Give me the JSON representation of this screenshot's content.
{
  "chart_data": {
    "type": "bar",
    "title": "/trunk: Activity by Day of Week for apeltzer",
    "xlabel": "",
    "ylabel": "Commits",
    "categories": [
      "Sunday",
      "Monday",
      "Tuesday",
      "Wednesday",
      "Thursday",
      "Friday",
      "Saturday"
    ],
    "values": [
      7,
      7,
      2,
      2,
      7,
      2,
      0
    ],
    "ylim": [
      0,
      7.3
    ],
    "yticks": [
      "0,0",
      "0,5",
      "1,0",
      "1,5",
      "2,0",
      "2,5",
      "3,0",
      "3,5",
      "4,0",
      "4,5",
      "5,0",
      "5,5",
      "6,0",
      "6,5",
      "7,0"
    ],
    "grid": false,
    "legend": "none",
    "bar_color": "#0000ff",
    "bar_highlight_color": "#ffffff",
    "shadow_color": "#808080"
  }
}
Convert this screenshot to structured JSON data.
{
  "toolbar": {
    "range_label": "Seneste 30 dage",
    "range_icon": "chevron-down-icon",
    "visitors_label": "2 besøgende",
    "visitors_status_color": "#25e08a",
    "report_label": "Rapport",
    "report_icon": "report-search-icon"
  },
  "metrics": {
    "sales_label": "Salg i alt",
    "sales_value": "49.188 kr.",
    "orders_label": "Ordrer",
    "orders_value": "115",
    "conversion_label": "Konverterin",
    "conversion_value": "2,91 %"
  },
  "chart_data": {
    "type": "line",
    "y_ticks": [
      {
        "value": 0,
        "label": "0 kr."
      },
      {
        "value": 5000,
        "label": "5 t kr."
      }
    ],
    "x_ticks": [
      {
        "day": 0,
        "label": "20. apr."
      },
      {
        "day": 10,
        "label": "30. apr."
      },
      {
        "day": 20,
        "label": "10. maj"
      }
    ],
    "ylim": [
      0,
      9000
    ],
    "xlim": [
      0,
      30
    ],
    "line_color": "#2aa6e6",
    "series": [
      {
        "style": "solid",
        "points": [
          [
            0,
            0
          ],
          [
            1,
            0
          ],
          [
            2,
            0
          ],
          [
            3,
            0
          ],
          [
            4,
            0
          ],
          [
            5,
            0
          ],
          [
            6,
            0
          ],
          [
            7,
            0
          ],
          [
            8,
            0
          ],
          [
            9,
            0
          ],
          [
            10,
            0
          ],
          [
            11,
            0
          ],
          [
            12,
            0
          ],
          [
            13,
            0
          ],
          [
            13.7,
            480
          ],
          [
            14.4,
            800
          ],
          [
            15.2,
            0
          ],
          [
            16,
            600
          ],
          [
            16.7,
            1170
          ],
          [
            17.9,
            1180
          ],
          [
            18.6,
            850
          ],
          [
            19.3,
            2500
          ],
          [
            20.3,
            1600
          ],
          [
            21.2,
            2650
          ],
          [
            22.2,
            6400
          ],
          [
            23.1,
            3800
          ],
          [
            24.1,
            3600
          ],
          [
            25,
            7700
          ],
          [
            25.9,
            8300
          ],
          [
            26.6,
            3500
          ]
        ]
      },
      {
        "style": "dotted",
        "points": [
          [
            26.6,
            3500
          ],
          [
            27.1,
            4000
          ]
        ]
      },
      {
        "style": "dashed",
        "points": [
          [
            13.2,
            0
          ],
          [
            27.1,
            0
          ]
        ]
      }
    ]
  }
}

THE EXERCISE >> List all lines where "JSON" occurs.

WRITTEN ANSWER >>
Give me the JSON representation of this screenshot's content.
Convert this screenshot to structured JSON data.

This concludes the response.